EXCERPT:

....

A rate cut is “far from an ideal weapon” but it couldn’t hurt, he wrote, especially since the Federal Reserve has signalled its intent to cut the overnight rate.

Federal Reserve Chair Jerome Powell said Friday that the U.S. central bank would “act as appropriate to support the economy” in the face of risks posed by the coronavirus after stock markets saw their worst week since 2008. The Fed’s next rate decision is March 18. (Editor’s note: At 10 a.m. ET today, the Fed cut its benchmark interest rate by 50 basis points — the first time the central bank has cut its key rate between policy meetings since the 2008 financial crisis.)

The Bank of Canada waiting until April to lower the 1.75% rate “would look out of sync with the evidence,” Shenfeld wrote. CIBC is looking for a quarter-point cut this week, another cut in April, and a 75-basis-point reduction for the year. It’s expecting the same from the Fed, which already cut rates three times last year.

The C.D. Howe Institute’s Monetary Policy Council said the central bank should cut this week and again in April, holding at 1.25% until 2021, citing concerns about the coronavirus.

“At this point, it is impossible to know how large and long-lasting these effects will be, but their implications for Canadian exports and consumer and business confidence are clearly negative,” a report from the council said.

Declining long-term interest rates show that markets expect central banks to cut, the report said, and “the Bank of Canada should validate that expectation.”

In a report on Monday, Scotiabank vice-president and head of capital markets economics Derek Holt also called for Bank of Canada cuts this week and in April. He cited developments in the domestic economy as reasons for cutting, but that the virus has increased the chances.

“The BoC needs to cut and was arguably already behind the curve before the coronavirus emerged as a rising threat,” Holt wrote.

In a late-January interview, CIBC Economics managing director and deputy chief economist Benjamin Tal said the central bank may resort to cuts this year to boost economic activity and consumer spending.

“Companies are unwilling to invest,” he said, in a Jan. 27 interview. “And the consumer is clearly not there. So the short answer is that the economy will not perform extremely strongly in 2020.”

Canada’s economic growth slowed to 0.3% in the fourth quarter of 2019, the worst quarter in three years.

Canadian debt levels remain high. The ratio of Canadian household debt to income increased to 175.9% in Q3 2019, from 175.4% in Q2, according to Statistics Canada. This ratio is the percentage of gross monthly income that goes toward paying debt.

....

INFORMATION PROVIDED:
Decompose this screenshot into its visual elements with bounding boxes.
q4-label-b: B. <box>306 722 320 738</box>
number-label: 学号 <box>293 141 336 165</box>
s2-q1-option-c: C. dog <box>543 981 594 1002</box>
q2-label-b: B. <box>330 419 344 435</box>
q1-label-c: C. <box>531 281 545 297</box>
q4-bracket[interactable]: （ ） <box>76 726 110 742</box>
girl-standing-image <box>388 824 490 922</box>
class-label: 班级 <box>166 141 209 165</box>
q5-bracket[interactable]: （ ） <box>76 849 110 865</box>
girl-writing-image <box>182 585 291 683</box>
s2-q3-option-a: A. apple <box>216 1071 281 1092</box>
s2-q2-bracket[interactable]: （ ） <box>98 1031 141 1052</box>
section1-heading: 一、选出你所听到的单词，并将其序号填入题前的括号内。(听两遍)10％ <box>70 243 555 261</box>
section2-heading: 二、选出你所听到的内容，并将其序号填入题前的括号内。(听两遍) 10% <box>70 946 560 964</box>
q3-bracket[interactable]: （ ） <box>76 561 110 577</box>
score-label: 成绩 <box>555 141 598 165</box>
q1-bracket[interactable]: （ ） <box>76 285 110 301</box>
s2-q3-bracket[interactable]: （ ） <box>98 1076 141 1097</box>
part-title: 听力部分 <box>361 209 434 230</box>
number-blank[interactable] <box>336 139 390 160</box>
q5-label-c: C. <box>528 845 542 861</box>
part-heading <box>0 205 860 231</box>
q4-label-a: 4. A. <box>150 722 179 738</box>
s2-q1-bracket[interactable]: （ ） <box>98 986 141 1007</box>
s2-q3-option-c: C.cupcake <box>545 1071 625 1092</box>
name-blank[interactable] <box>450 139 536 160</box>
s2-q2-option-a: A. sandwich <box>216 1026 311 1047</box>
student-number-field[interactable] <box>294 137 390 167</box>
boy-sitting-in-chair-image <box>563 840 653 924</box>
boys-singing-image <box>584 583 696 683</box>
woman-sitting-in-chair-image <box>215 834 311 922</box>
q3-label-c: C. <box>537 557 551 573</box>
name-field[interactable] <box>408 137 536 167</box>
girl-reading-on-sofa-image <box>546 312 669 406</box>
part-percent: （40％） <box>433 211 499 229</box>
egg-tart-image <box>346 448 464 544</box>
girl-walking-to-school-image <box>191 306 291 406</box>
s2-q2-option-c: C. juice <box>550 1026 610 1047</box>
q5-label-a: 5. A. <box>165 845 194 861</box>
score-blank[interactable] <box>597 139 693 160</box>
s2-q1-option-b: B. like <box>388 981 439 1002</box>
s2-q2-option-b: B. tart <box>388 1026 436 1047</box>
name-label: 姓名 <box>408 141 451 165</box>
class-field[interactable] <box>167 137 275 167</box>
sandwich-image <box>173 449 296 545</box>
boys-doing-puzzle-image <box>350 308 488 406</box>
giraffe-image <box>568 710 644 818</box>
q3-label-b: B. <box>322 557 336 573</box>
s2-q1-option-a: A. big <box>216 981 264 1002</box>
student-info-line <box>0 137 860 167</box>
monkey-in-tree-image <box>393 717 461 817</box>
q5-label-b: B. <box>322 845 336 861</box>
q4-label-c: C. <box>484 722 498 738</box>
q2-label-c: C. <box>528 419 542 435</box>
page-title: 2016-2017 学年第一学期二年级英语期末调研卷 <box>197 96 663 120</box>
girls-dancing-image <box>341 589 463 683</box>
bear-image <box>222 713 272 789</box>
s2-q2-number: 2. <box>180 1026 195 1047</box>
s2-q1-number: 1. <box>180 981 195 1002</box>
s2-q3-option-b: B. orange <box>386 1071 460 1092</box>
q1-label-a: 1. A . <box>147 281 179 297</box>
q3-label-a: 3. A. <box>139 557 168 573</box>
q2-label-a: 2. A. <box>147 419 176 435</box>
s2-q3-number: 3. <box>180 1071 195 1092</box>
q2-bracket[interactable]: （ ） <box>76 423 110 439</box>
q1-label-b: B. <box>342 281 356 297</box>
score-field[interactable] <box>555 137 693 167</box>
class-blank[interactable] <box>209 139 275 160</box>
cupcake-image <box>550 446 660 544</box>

....

TASK ITEM: From the interest-rate text, reproduce the passage starting at "In a late-January" and ending at "toward paying debt.".

TASK ANSWER:
In a late-January interview, CIBC Economics managing director and deputy chief economist Benjamin Tal said the central bank may resort to cuts this year to boost economic activity and consumer spending.

“Companies are unwilling to invest,” he said, in a Jan. 27 interview. “And the consumer is clearly not there. So the short answer is that the economy will not perform extremely strongly in 2020.”

Canada’s economic growth slowed to 0.3% in the fourth quarter of 2019, the worst quarter in three years.

Canadian debt levels remain high. The ratio of Canadian household debt to income increased to 175.9% in Q3 2019, from 175.4% in Q2, according to Statistics Canada. This ratio is the percentage of gross monthly income that goes toward paying debt.